* _SHORT TASK_: What follows is a set of entries. Repeat them exactly, but not their pictures.

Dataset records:
☆ ☆ ☆ ☆
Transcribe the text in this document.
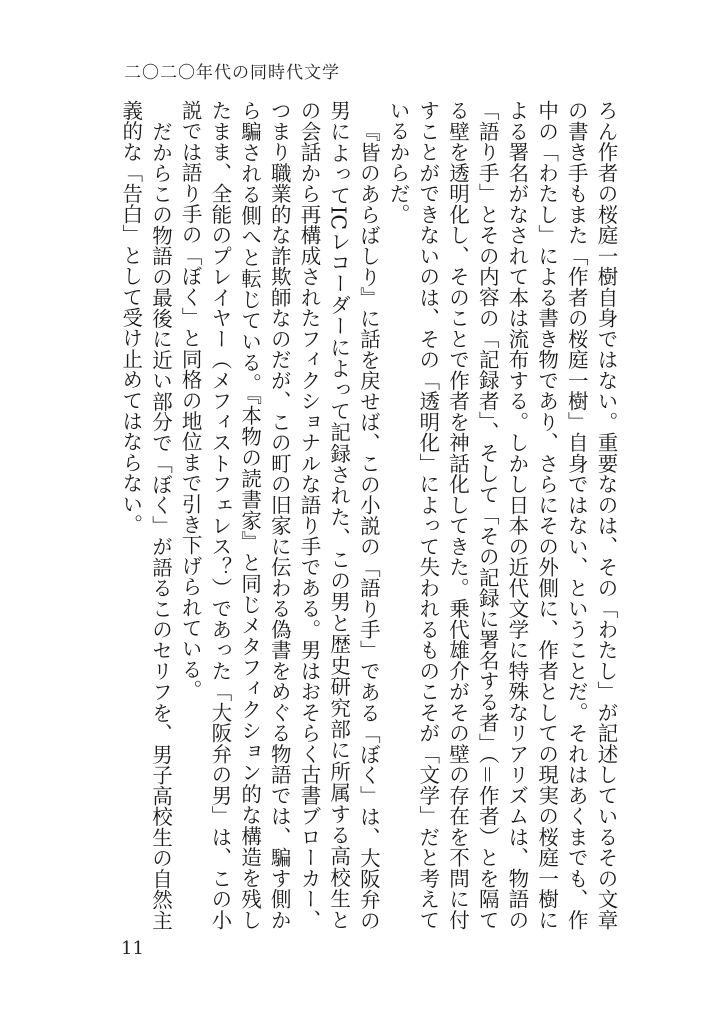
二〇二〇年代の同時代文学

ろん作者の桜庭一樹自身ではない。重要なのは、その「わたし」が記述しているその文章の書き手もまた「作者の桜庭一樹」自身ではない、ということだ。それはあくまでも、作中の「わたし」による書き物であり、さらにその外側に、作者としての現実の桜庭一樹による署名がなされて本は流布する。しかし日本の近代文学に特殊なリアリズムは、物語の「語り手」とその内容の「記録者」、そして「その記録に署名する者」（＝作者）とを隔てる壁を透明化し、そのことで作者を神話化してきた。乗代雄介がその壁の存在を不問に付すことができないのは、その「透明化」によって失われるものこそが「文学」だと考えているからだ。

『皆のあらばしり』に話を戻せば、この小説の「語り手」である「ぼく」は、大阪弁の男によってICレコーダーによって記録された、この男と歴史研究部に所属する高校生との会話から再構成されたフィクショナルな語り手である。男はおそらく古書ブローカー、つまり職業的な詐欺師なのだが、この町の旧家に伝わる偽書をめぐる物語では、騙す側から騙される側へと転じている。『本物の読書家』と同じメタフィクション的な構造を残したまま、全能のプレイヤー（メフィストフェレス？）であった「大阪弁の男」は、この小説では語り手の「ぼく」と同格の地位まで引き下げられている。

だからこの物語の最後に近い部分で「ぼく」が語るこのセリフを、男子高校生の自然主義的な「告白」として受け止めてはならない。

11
☆ ☆ ☆ ☆
* _RESPONSE_:
Transcribe the text in this document.
二〇二〇年代の同時代文学

ろん作者の桜庭一樹自身ではない。重要なのは、その「わたし」が記述しているその文章の書き手もまた「作者の桜庭一樹」自身ではない、ということだ。それはあくまでも、作中の「わたし」による書き物であり、さらにその外側に、作者としての現実の桜庭一樹による署名がなされて本は流布する。しかし日本の近代文学に特殊なリアリズムは、物語の「語り手」とその内容の「記録者」、そして「その記録に署名する者」（＝作者）とを隔てる壁を透明化し、そのことで作者を神話化してきた。乗代雄介がその壁の存在を不問に付すことができないのは、その「透明化」によって失われるものこそが「文学」だと考えているからだ。

『皆のあらばしり』に話を戻せば、この小説の「語り手」である「ぼく」は、大阪弁の男によってICレコーダーによって記録された、この男と歴史研究部に所属する高校生との会話から再構成されたフィクショナルな語り手である。男はおそらく古書ブローカー、つまり職業的な詐欺師なのだが、この町の旧家に伝わる偽書をめぐる物語では、騙す側から騙される側へと転じている。『本物の読書家』と同じメタフィクション的な構造を残したまま、全能のプレイヤー（メフィストフェレス？）であった「大阪弁の男」は、この小説では語り手の「ぼく」と同格の地位まで引き下げられている。

だからこの物語の最後に近い部分で「ぼく」が語るこのセリフを、男子高校生の自然主義的な「告白」として受け止めてはならない。

11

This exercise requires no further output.